> [GOAL 1]:
Answer these questions about the passage on the crowd-annotated and expert-annotated datasets, one per line:
(a) In which country is involving the general public in large-scale LC monitoring demonstrated for the first time?
(b) Which two versions of the crowd-annotated dataset are provided?
(c) What provided score can users base their choice of sample items on to find a threshold that yields the desired accuracy?
> [GOAL 2]: Reproduce the stretch of entries from the start through the line containing "table-row[interactable]: 10-000.018 Fahrzeug", with that line included.

> [PROVIDED PASSAGE]:
These datasets offer an evaluation of the potential and limitations of involving the general public (i.e., non-experts) in large-scale LC monitoring initiatives, which for the first time is demonstrated in Indonesia. In this regard, the expert-annotated LC reference dataset (some samples with comments from the expert annotators) offers a unique opportunity to investigate the pattern and underlying causes of disagreement among-experts (which has been very rarely documented2), and to progressively build community consensus in a bottom-up manner, rather than the possibly less effective approach of imposing rigid interpretation rules in a top-down manner. It is important to note that in some cases, disagreement can probably only be resolved by incorporating objective (unambiguous) evidence from an on-the-ground perspective. The samples of both experts and the crowd can be used to understand the intrinsic differences (i.e., perception and cognition) between the crowd and experts35 in LC visual annotation tasks, and in turn, help to improve future follow-up crowdsourcing initiatives, e.g., in terms of providing better instructions/guidelines to the crowd.

We provide the raw and the quality-filtered crowd-annotated dataset along with data quality control measures. The latter is particularly useful in allowing users to extract an optimal subset of the crowdsourced data for their particular use case. Concretely, the users may choose the samples items based on the label uncertainty score provided to find the threshold that yields the desired accuracy as evaluated against a gold-standard reference sample12. Additionally, the data users may use different ways to assign credibility scores to the annotators based on the individual-annotator agreement statistics also provided in the dataset, or/and exclude annotations from annotators judged as inadequately skilled, based on their credibility scores (Table 7).

> [EXERCISE DATA]:
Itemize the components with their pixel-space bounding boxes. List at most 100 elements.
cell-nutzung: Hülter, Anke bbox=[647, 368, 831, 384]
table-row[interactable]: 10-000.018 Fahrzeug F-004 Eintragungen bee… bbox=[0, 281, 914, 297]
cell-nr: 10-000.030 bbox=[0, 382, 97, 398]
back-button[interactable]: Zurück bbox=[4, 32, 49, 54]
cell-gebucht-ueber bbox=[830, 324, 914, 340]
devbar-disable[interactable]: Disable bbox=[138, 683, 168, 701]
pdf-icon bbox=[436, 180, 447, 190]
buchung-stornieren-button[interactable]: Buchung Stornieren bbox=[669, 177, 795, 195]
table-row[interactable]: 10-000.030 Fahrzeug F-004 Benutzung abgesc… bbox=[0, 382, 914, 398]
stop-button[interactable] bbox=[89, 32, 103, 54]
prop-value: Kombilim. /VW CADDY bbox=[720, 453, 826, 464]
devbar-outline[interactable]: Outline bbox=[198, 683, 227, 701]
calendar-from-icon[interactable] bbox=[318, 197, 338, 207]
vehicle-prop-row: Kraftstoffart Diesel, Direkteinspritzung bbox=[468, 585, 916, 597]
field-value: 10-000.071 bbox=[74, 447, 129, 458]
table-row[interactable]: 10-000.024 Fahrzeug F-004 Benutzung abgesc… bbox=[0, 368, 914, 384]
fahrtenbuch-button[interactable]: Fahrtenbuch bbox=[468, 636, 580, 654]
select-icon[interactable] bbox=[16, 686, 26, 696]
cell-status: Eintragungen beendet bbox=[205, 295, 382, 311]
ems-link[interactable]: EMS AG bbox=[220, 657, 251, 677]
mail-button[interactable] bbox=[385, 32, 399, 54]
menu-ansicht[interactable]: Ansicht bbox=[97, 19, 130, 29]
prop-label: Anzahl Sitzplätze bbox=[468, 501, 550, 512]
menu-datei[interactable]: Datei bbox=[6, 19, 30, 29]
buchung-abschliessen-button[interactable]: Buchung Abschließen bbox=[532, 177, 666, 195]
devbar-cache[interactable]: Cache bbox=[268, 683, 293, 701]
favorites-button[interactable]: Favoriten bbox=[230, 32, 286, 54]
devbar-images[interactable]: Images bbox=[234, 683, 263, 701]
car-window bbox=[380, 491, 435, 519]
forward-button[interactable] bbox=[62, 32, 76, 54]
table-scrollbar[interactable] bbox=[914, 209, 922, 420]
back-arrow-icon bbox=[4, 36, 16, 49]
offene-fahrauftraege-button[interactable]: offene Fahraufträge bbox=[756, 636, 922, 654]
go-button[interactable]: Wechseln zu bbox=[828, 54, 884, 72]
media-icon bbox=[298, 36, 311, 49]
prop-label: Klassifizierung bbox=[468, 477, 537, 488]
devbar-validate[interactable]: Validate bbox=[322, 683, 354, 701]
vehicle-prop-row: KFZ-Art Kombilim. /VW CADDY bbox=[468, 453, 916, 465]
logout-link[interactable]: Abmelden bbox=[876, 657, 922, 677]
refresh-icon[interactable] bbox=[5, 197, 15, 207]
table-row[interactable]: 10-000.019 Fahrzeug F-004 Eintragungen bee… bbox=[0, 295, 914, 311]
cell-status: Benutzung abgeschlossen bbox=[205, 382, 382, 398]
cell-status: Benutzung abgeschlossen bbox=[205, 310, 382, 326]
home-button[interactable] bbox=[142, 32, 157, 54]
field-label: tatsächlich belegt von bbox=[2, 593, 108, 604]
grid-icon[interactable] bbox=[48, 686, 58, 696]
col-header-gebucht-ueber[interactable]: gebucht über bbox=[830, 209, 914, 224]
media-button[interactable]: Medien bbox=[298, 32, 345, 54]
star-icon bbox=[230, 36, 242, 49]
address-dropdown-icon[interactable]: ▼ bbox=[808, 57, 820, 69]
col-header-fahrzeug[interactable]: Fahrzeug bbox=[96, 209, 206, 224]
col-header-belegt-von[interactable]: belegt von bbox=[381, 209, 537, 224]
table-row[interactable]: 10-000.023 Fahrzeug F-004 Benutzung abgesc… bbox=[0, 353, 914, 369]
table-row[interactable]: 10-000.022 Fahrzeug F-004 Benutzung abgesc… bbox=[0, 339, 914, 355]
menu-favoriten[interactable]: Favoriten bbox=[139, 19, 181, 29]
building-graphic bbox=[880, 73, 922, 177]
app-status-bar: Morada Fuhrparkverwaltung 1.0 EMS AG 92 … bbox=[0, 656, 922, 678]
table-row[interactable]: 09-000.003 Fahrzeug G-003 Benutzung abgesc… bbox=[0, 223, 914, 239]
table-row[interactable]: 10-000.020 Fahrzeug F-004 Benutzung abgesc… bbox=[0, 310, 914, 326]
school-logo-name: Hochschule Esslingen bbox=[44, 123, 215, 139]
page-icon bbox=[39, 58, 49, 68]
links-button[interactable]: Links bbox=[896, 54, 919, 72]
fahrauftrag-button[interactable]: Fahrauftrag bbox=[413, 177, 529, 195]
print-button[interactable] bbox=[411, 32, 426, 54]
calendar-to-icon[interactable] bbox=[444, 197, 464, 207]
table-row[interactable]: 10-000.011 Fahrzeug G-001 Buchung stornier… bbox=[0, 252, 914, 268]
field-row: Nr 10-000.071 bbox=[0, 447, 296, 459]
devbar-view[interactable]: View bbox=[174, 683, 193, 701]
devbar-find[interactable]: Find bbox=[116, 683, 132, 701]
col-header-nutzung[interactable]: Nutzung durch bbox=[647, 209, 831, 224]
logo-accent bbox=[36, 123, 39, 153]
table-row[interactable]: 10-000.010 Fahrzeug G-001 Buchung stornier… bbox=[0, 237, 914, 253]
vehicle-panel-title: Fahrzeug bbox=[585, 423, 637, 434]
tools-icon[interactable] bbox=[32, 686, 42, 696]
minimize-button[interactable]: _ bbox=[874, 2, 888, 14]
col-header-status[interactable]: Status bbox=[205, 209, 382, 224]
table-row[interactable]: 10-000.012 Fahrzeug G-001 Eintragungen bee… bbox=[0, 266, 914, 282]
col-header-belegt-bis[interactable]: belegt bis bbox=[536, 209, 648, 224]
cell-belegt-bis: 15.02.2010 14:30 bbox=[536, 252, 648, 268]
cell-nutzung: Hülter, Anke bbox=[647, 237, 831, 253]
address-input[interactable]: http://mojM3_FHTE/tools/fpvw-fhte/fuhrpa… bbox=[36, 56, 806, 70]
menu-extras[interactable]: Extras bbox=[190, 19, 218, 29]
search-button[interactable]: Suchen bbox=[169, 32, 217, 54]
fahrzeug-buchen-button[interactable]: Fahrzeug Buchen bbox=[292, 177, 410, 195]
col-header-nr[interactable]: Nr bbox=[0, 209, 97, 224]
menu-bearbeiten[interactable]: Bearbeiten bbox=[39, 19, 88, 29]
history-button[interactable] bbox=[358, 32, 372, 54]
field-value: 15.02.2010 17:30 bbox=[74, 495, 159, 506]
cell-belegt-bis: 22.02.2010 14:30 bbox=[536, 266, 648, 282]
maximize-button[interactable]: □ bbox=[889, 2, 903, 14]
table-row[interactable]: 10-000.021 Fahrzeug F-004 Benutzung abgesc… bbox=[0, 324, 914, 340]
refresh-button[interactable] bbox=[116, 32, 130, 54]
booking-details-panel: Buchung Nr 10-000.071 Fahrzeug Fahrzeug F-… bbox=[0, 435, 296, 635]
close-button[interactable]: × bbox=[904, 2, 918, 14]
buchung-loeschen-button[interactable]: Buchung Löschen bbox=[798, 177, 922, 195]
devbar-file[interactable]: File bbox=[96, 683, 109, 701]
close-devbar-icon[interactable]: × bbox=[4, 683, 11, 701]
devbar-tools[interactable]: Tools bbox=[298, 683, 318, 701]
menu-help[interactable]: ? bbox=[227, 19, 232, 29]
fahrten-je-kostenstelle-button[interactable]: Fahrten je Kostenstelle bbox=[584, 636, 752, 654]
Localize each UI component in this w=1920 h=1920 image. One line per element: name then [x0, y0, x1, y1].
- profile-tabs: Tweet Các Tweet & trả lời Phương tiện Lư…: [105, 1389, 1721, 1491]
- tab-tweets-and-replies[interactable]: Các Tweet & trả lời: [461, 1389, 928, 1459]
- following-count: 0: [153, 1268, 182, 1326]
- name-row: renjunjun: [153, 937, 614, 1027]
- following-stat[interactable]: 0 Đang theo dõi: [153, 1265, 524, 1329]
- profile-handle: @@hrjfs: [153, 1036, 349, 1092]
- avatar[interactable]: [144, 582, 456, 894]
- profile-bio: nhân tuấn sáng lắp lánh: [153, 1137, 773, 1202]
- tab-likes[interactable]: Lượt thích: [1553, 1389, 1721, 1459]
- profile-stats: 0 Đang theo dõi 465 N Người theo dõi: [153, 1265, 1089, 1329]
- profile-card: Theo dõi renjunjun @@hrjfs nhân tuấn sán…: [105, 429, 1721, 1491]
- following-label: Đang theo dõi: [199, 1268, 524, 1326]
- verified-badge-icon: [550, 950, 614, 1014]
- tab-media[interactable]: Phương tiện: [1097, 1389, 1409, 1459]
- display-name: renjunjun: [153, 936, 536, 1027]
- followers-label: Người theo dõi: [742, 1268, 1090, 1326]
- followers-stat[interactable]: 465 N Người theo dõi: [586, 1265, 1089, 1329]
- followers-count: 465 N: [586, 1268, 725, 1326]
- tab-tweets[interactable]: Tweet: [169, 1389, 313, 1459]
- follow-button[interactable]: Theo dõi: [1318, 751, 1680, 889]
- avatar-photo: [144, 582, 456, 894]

> [COMPLETE RESPONSE 1]:
(a) Indonesia
(b) The raw and the quality-filtered crowd-annotated dataset
(c) The label uncertainty score

> [COMPLETE RESPONSE 2]:
Itemize the components with their pixel-space bounding boxes. List at most 100 elements.
cell-nutzung: Hülter, Anke bbox=[647, 368, 831, 384]
table-row[interactable]: 10-000.018 Fahrzeug F-004 Eintragungen bee… bbox=[0, 281, 914, 297]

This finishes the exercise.